→ LIST OF TASKS:
1 – Output the passage of the TUNGSTEN storage documentation between "It uses all" and "of decrypted data.", inclusive, with every word unchanged.
2 – Pick up the TUNGSTEN storage documentation after its last sentence and continue writing it.

** begin SOURCE EXTRACT **

ARGON
Documentation
Login

TUNGSTEN is the ARGON kernel module responsible for managing persistent storage on each node. It is written in CHROME.

Underlying storage

TUNGSTEN is given access to a number of mass storage devices on each node, as listed in the node boot configuration area managed by HYDROGEN and NITROGEN.

It uses all of these underlying storage devices to provide a single logical storage area - there is no need for administrative decisions about "what to put in which filesystem". However, as documented in the security model, classification and trust considerations can affect which entities are stored on which mass storage devices.

TUNGSTEN may be configured to encrypt data on mass storage devices. It generates a dedicated encryption key for each different classification level of entity it is given on each storage device, and stores them in the key storage area provided by HYDROGEN. If WOLFRAM notifies TUNGSTEN that the node's clearance has been reduced in any way, TUNGSTEN immediately erases the keys to clearances it no longer has, and flushes its caches of decrypted data.

** end SOURCE EXTRACT **
** begin LISTING **

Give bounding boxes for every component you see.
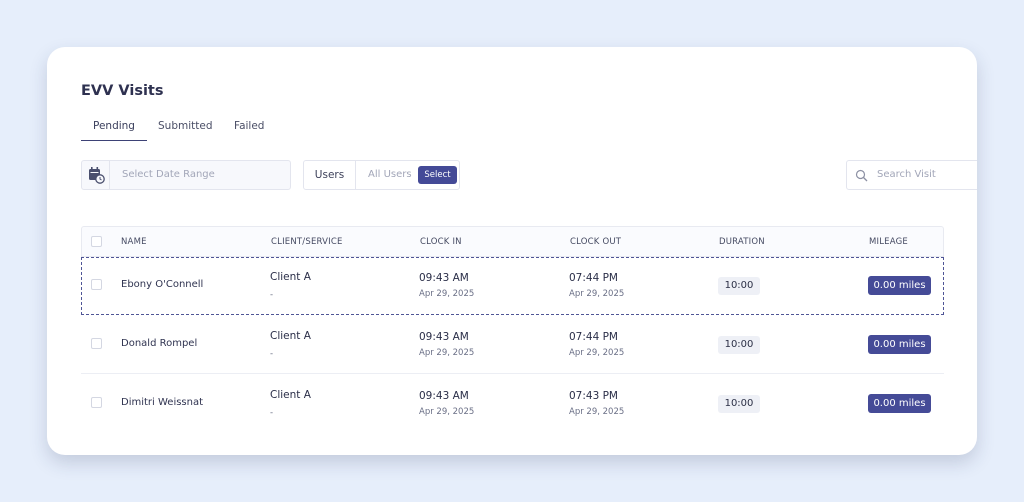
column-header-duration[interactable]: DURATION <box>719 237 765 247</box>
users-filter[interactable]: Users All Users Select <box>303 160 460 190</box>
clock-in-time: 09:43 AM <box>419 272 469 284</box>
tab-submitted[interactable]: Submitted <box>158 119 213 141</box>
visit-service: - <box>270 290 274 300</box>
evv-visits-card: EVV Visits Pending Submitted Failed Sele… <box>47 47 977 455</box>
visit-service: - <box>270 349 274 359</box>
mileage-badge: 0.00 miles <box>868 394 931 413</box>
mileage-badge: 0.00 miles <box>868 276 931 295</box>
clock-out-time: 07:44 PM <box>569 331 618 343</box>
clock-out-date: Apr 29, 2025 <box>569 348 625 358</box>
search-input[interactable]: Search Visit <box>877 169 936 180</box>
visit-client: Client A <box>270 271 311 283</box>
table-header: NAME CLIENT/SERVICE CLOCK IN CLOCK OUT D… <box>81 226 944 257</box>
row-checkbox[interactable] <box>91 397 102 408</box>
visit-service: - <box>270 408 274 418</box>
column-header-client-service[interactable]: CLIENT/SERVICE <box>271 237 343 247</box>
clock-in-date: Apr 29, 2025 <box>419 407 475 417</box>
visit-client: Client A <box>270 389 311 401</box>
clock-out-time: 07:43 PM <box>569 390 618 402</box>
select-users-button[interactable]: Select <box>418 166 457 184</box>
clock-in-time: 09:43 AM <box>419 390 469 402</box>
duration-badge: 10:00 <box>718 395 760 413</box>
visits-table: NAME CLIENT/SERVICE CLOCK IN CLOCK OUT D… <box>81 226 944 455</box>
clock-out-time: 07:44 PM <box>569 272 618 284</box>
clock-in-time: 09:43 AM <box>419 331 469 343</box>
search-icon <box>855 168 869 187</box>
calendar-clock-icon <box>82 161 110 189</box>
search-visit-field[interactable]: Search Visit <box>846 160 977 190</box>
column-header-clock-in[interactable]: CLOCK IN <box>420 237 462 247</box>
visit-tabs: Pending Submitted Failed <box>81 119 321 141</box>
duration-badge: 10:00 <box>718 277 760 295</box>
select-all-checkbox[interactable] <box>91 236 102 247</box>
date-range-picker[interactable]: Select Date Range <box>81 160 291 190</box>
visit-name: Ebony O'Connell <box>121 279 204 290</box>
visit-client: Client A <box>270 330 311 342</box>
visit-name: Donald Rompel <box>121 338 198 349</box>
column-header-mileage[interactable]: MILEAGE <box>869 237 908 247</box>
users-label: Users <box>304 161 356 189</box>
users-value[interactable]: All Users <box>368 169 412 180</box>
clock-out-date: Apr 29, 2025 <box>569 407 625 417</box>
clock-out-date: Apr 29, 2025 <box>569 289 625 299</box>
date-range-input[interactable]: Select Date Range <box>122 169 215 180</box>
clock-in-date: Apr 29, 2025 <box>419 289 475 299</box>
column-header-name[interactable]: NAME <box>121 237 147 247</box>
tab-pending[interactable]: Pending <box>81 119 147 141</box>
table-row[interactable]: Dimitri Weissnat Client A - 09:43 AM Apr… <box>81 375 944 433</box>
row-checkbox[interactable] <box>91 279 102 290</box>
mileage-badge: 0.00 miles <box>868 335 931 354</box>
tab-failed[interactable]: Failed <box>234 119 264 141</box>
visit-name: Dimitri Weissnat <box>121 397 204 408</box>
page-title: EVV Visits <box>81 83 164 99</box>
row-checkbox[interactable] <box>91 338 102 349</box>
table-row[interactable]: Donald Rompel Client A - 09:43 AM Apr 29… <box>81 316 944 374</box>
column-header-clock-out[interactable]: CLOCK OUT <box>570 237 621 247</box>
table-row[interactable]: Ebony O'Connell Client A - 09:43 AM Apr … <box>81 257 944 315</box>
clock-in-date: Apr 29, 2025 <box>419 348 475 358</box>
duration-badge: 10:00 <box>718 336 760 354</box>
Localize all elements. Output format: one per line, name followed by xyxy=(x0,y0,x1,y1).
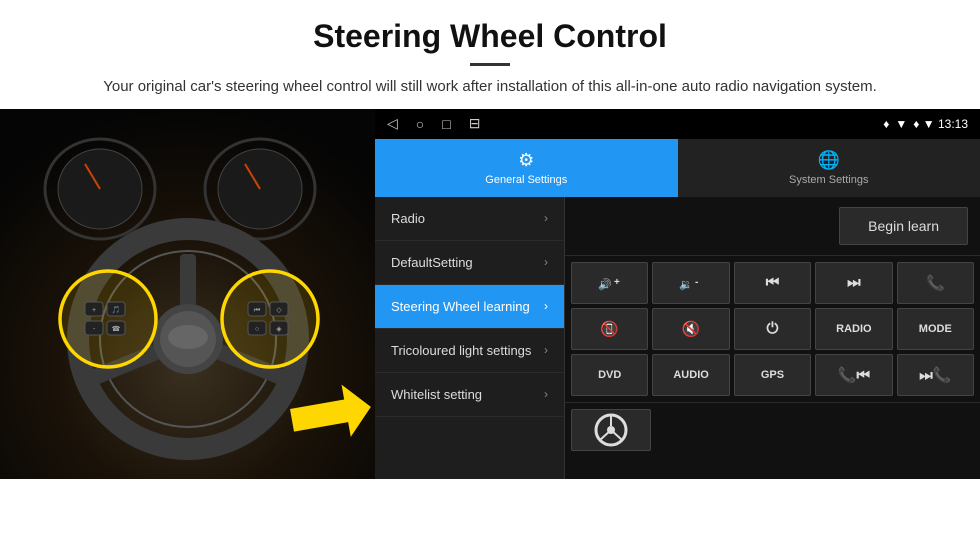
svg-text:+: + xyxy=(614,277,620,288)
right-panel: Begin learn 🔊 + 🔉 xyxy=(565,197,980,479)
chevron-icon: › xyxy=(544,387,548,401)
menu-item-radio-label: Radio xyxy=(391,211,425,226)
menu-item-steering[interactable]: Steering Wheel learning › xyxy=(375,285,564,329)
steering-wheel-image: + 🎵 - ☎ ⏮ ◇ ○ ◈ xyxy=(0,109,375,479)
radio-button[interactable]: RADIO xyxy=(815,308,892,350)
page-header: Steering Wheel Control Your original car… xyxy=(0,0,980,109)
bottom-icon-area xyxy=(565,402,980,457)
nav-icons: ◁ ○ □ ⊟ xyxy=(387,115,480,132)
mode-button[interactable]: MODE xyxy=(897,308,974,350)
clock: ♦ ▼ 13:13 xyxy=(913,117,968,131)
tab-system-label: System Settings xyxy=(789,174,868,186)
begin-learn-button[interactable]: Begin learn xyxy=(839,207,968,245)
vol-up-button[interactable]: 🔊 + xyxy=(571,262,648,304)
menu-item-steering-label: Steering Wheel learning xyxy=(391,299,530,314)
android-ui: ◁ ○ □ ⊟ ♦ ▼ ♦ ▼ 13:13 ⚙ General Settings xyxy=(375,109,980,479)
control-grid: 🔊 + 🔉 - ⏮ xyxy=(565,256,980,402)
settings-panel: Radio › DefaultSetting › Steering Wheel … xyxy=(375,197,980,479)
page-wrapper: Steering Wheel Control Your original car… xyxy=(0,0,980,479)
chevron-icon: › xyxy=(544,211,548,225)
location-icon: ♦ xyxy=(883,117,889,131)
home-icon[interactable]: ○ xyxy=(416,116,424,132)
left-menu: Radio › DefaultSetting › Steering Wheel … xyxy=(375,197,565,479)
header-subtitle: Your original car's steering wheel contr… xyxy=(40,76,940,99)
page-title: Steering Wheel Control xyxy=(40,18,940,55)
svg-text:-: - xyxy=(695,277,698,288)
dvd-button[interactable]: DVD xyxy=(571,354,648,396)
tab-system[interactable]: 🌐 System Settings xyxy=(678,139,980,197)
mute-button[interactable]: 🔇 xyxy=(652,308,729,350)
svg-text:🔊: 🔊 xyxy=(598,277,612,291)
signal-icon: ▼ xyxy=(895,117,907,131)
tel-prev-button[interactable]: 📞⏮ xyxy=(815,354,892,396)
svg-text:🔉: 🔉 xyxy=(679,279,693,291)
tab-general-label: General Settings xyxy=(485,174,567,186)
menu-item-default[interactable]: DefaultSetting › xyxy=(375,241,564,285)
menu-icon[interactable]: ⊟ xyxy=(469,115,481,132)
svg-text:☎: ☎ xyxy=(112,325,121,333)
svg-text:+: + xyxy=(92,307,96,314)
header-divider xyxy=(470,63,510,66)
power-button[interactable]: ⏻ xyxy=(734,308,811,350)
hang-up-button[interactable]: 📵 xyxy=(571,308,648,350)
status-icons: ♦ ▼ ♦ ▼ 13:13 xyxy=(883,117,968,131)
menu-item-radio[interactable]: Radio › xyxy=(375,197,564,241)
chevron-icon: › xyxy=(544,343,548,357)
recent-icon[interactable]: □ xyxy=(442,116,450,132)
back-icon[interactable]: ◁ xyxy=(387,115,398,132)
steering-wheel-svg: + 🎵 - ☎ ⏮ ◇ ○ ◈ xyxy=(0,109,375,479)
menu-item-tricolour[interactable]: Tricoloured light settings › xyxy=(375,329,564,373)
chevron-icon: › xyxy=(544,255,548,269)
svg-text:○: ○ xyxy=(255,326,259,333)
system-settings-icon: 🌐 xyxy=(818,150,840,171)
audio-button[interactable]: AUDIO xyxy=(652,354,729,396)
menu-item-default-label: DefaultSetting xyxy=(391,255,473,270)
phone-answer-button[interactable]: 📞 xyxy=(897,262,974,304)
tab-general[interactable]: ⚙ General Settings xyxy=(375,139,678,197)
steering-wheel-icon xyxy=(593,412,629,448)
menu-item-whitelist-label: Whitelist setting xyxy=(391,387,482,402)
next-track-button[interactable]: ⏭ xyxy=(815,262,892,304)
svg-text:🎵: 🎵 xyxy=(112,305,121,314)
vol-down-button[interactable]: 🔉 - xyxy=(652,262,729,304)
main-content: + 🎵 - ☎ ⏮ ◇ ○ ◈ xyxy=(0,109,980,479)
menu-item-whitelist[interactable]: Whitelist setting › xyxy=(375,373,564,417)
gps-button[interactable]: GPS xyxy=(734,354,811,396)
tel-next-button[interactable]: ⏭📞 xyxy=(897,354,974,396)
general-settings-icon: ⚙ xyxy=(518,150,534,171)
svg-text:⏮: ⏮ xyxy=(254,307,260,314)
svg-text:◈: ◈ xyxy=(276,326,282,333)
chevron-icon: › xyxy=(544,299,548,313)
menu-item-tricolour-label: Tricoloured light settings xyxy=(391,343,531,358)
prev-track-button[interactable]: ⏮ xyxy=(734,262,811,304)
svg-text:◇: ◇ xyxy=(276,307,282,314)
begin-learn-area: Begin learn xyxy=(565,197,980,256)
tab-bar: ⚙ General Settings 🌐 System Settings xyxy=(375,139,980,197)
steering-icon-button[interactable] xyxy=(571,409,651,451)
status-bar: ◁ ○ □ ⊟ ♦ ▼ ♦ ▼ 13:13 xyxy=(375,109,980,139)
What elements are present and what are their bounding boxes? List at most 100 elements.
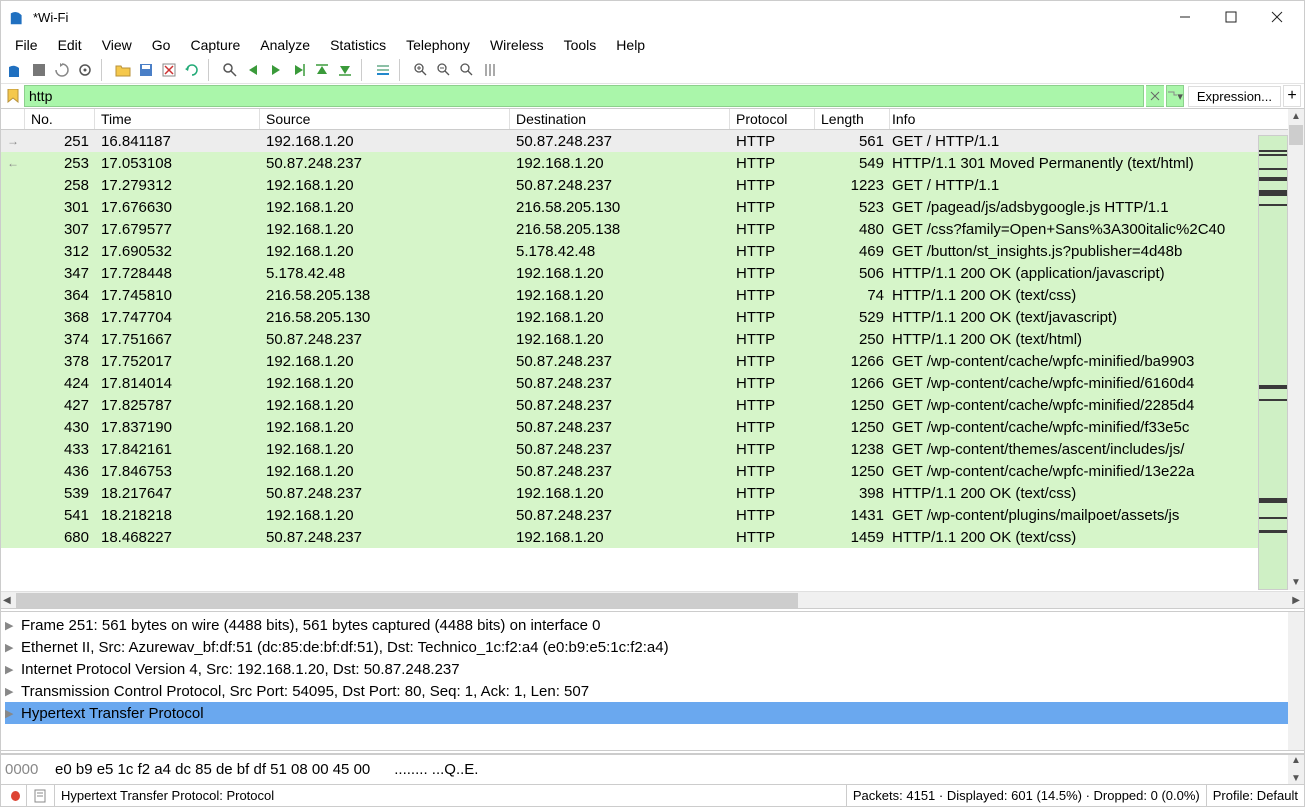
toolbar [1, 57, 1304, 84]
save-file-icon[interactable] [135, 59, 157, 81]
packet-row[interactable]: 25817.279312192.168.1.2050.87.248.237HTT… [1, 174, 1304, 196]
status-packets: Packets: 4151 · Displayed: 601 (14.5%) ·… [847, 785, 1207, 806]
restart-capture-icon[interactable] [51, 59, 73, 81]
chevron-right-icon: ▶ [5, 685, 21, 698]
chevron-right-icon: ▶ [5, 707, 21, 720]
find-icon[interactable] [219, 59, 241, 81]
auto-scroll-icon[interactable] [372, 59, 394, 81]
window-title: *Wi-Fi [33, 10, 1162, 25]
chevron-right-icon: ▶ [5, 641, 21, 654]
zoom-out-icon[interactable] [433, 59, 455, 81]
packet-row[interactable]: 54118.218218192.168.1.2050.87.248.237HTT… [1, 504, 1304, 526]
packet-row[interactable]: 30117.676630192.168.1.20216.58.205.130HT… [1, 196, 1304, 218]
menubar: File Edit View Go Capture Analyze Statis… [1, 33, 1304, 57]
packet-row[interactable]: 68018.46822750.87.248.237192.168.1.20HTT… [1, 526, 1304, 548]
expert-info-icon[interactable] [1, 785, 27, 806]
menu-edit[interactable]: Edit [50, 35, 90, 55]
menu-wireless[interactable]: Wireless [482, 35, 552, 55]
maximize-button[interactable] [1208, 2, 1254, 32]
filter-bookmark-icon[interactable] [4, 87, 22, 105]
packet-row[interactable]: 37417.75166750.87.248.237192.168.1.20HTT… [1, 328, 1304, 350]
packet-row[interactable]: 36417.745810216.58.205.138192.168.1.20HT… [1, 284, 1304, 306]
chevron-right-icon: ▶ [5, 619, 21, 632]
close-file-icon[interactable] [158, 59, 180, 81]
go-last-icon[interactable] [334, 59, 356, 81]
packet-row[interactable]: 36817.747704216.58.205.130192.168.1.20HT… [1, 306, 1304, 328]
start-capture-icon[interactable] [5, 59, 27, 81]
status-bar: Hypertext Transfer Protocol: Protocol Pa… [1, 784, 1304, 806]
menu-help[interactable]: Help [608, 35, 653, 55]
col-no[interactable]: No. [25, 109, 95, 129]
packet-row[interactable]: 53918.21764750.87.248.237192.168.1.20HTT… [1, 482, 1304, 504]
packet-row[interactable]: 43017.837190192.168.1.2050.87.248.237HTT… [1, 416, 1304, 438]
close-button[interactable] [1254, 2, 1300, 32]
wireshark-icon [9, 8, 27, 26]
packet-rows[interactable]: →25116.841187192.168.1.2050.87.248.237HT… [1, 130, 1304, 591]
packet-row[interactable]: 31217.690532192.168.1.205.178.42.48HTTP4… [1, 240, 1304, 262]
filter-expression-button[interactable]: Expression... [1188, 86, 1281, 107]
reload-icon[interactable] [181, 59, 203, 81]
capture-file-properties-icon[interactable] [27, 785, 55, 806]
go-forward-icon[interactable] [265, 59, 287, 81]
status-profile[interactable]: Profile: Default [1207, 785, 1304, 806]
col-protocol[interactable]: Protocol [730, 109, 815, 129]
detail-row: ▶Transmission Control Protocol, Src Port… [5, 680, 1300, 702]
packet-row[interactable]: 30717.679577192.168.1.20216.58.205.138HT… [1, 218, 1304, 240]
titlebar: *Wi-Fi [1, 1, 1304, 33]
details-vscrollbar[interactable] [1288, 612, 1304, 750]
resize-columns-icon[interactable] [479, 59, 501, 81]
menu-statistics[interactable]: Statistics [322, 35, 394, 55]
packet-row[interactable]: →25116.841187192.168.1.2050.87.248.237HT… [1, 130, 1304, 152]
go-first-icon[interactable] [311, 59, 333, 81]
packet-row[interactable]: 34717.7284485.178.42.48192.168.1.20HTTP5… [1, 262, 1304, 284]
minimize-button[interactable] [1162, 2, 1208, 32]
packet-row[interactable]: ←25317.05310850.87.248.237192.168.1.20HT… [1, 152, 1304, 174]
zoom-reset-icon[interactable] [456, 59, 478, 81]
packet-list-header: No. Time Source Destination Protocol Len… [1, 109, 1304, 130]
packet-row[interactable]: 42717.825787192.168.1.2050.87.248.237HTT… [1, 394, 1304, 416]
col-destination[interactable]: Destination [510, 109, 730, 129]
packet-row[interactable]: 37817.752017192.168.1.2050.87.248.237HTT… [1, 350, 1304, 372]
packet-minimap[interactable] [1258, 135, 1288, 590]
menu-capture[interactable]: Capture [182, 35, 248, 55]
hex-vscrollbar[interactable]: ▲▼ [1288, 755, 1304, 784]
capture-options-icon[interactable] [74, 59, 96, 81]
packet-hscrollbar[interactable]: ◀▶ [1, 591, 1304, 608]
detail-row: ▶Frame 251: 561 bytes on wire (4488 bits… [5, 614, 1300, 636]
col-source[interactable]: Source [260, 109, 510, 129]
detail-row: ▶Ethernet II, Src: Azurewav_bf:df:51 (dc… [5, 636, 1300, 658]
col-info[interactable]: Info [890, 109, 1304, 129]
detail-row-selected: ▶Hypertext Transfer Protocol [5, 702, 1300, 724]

** end LISTING **

→ THE RESPONSES:
1 –
It uses all of these underlying storage devices to provide a single logical storage area - there is no need for administrative decisions about "what to put in which filesystem". However, as documented in the security model, classification and trust considerations can affect which entities are stored on which mass storage devices.

TUNGSTEN may be configured to encrypt data on mass storage devices. It generates a dedicated encryption key for each different classification level of entity it is given on each storage device, and stores them in the key storage area provided by HYDROGEN. If WOLFRAM notifies TUNGSTEN that the node's clearance has been reduced in any way, TUNGSTEN immediately erases the keys to clearances it no longer has, and flushes its caches of decrypted data.

2 –
Rather than bothering with inefficient and unreliable technologies such as RAID-5 (with its infamous write hole), TUNGSTEN can be configured to make sure it stores copies of the same data on different storage devices in its pool, to protect against device failures. As TUNGSTEN is aware of the replication and in direct control of it, this results in more efficient and reliable operation.

The amalgamated storage available on a node is used to store a single copy-on-write B-tree (which allows duplicate keys). This gives us cheap atomic transactions, good write throughput as long as the transactions are relatively large, snapshot isolation for reads in transactions, and the ability to continue reading data while that data is being updated without blocking. The B-tree maps arbitrary byte strings (the keys) to other arbitrary byte strings (the values); both could be arbitrarily large, so the on-disk representation of a byte string consists of up to N bytes of the string followed by, if it is required, pointers to the rest of the string stored outside of the B-tree in its own disk blocks. This representation efficiently supports both large and small keys and values.

Disk block pointers are stored as a storage device ID and a variable-length integer referencing the block on that device, to allow efficient storage on small devices while being able to scale to arbitrarily large ones.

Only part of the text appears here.